* START *
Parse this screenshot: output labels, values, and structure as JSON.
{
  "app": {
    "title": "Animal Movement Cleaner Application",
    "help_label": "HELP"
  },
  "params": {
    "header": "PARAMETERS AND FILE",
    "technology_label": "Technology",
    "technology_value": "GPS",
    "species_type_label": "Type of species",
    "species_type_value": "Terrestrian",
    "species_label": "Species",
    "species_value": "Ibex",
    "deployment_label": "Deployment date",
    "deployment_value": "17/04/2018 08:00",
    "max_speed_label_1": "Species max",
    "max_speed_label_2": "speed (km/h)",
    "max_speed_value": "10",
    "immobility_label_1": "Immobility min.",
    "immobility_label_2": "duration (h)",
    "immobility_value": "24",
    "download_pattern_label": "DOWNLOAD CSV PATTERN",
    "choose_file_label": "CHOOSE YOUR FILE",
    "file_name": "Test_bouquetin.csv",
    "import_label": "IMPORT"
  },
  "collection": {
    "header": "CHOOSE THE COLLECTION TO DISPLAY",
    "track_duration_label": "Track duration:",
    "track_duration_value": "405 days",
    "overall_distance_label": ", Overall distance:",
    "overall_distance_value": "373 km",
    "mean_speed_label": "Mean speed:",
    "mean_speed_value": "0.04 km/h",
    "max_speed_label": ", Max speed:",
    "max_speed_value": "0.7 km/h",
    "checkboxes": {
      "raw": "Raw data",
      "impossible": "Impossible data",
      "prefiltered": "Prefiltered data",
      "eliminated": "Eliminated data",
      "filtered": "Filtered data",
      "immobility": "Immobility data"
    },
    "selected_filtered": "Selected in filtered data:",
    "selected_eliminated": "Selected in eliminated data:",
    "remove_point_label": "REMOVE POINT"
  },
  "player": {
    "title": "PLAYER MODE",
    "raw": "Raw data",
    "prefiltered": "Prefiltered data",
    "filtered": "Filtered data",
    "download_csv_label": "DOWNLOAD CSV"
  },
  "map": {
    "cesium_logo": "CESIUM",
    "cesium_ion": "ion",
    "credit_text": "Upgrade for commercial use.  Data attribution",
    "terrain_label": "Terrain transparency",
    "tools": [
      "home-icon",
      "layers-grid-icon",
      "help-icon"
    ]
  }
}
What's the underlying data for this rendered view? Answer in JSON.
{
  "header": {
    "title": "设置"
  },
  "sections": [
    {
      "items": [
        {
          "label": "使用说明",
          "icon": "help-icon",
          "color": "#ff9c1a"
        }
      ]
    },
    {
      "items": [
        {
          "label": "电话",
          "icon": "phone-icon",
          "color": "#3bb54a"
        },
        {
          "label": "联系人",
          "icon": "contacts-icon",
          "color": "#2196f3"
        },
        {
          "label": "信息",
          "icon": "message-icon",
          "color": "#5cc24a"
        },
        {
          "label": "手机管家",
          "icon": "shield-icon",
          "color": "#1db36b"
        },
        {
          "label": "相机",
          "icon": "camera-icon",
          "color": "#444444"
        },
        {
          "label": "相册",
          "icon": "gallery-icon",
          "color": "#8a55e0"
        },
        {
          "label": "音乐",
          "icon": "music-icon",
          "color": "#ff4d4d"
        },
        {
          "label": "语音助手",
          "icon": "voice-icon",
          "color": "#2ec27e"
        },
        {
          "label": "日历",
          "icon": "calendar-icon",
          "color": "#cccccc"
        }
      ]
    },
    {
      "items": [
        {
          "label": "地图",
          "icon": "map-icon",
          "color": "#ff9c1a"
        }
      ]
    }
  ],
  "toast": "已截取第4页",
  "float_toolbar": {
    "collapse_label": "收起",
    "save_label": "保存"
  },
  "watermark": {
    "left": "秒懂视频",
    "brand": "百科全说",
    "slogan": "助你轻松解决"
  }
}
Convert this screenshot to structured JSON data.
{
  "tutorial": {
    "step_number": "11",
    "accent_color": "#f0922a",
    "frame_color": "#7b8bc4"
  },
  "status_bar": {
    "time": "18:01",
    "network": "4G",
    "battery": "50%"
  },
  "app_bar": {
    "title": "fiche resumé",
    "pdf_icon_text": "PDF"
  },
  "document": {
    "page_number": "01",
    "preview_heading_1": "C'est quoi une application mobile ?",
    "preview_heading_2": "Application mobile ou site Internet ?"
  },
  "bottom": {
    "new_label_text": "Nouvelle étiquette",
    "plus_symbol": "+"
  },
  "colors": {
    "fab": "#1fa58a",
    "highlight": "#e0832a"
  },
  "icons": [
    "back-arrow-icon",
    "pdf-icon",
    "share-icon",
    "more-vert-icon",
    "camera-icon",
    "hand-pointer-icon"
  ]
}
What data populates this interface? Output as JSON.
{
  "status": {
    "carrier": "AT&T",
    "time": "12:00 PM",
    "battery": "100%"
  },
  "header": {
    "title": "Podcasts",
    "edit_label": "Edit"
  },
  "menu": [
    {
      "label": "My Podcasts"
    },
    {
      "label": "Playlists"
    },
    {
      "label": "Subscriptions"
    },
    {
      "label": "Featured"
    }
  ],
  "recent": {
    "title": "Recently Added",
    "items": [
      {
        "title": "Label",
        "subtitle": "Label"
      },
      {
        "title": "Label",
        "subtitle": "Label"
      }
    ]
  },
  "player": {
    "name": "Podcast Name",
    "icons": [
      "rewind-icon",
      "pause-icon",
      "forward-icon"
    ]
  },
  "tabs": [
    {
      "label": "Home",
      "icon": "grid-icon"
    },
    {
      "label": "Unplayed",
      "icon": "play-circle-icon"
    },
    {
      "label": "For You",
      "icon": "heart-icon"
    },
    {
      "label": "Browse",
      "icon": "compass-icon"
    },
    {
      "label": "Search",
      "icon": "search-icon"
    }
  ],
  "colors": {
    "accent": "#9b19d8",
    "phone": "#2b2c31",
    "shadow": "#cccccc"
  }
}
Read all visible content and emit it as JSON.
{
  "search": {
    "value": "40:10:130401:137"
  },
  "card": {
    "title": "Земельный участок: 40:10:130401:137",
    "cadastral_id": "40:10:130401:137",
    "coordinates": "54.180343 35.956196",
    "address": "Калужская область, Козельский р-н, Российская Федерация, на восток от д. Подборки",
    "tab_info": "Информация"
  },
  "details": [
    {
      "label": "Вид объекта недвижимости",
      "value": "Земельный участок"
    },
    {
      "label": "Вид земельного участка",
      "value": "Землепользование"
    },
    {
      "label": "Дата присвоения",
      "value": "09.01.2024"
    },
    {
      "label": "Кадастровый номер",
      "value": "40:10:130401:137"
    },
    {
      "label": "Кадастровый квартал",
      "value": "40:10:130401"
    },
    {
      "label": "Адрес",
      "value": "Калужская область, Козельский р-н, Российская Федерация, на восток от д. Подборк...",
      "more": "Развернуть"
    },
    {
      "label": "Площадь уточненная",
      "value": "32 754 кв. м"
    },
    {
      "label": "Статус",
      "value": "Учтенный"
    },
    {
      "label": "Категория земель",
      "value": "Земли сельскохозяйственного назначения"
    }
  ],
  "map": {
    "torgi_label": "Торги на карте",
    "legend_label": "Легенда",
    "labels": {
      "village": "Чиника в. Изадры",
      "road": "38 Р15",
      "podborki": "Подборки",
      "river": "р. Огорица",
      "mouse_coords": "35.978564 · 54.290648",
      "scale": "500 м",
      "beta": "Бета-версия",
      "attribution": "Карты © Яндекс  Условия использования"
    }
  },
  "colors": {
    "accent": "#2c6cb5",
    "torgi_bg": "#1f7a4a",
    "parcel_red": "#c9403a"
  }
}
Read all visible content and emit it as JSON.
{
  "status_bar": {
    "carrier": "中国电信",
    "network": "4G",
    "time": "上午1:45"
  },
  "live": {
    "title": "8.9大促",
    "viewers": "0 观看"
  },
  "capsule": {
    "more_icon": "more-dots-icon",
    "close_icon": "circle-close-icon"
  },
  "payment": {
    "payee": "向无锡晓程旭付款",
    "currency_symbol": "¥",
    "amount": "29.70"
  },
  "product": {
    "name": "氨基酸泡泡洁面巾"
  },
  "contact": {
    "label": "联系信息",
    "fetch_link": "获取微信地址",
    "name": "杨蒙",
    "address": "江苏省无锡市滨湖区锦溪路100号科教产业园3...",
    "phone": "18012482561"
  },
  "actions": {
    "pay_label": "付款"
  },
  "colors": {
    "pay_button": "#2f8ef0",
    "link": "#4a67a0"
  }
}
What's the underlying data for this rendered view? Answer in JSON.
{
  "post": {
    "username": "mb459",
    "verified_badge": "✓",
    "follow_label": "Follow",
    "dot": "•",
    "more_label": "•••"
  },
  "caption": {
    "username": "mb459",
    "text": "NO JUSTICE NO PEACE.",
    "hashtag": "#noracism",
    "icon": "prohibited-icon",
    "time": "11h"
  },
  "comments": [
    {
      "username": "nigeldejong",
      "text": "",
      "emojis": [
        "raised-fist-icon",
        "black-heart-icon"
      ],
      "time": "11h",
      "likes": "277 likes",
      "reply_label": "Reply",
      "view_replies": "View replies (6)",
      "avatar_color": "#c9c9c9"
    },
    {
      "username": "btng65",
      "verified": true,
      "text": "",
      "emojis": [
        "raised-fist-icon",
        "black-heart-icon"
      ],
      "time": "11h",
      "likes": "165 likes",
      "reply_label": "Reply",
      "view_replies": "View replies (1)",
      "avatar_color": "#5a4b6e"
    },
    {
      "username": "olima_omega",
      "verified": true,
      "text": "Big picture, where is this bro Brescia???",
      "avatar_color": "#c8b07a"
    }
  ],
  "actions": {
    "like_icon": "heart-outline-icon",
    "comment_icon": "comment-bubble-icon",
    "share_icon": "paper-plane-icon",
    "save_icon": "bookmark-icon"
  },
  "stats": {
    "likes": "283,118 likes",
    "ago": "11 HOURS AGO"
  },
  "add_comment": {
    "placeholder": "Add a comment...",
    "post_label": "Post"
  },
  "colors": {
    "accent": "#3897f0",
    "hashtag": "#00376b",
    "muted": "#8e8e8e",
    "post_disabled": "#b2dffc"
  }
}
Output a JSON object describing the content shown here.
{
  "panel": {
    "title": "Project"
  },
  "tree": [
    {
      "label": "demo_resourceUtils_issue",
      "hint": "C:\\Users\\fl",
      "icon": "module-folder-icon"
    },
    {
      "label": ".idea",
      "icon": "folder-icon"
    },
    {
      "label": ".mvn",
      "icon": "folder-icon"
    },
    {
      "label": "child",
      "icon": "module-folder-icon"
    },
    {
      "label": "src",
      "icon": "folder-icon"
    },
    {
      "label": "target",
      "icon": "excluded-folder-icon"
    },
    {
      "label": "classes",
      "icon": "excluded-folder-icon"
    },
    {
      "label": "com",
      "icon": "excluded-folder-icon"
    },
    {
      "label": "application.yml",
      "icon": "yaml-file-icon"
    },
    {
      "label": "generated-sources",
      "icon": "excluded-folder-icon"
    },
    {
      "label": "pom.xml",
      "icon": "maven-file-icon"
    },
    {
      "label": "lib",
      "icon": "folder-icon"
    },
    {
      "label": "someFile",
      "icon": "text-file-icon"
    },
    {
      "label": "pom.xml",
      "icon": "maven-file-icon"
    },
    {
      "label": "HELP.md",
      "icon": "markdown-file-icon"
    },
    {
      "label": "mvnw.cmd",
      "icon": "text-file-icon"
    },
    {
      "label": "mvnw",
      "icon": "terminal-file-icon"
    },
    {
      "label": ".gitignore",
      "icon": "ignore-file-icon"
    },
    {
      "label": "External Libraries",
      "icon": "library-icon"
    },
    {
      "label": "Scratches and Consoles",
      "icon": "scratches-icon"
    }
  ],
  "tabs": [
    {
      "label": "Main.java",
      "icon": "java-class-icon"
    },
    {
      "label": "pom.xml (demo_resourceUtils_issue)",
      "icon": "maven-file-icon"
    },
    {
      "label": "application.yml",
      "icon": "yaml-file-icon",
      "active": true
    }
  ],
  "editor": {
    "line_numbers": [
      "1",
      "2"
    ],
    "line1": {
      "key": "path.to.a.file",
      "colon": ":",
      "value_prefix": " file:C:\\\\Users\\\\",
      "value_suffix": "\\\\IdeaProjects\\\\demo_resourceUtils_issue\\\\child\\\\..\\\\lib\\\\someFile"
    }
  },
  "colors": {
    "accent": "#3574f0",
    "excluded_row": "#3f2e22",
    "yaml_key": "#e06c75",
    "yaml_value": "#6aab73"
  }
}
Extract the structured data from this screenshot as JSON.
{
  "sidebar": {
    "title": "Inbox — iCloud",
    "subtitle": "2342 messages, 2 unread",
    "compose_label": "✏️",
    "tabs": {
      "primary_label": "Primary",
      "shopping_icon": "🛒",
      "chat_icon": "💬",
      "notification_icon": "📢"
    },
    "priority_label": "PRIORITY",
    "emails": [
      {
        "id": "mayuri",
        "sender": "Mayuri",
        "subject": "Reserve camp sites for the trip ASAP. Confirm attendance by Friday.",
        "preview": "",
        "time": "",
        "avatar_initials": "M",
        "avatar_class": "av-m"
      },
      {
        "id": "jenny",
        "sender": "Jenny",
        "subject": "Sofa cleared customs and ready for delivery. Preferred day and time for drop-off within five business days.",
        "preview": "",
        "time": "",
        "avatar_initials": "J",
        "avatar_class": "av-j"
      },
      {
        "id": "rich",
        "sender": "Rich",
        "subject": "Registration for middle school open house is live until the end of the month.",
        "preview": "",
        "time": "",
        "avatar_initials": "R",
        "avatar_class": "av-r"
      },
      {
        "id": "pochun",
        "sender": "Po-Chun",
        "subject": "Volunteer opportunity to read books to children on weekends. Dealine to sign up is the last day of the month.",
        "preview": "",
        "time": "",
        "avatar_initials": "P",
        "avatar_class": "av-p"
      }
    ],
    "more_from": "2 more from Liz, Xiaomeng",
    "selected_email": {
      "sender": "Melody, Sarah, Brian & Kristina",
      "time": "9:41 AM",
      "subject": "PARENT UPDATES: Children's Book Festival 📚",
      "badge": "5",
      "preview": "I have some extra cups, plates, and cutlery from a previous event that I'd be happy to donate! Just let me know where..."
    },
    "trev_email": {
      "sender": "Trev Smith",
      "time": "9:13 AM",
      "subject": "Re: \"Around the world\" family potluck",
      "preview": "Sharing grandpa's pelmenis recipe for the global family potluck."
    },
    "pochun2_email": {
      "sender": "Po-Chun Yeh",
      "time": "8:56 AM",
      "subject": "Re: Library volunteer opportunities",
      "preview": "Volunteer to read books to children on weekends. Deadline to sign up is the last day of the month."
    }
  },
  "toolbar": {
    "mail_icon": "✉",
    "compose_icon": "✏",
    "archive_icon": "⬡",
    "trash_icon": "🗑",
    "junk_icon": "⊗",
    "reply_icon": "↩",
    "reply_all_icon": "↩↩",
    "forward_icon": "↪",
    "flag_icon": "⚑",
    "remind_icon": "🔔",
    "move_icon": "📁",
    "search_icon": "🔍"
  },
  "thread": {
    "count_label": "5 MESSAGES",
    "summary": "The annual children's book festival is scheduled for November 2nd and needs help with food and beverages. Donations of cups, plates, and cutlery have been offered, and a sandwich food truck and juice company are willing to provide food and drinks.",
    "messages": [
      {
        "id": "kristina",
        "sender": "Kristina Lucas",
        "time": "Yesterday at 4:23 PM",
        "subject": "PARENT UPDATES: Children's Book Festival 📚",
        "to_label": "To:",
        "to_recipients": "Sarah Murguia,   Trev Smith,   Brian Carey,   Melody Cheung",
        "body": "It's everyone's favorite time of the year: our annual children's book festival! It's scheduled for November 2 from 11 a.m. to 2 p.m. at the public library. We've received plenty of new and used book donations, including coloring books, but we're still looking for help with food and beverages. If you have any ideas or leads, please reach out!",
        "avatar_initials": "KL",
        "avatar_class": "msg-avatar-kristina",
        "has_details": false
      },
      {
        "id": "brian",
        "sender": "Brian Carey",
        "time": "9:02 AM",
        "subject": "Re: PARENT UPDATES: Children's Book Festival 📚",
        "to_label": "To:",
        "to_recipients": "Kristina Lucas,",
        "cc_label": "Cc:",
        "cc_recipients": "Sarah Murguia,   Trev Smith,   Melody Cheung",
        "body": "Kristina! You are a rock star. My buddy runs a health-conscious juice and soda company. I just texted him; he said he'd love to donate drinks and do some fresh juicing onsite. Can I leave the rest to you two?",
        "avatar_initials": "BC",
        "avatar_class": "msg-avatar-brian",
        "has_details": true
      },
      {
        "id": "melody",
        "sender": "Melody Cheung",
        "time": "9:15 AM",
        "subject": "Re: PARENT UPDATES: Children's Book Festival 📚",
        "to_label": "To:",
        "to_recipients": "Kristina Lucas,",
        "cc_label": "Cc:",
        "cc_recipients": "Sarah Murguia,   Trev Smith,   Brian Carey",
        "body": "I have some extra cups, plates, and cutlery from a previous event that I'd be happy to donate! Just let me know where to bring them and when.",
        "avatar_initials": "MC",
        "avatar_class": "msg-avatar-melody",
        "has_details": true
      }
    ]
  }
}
* END *
* _Task to carry out_
Pick each line holding the word "PARENT" out of the data and copy it.

* _Answer to the problem_
      "subject": "PARENT UPDATES: Children's Book Festival 📚",
        "subject": "PARENT UPDATES: Children's Book Festival 📚",
        "subject": "Re: PARENT UPDATES: Children's Book Festival 📚",
        "subject": "Re: PARENT UPDATES: Children's Book Festival 📚",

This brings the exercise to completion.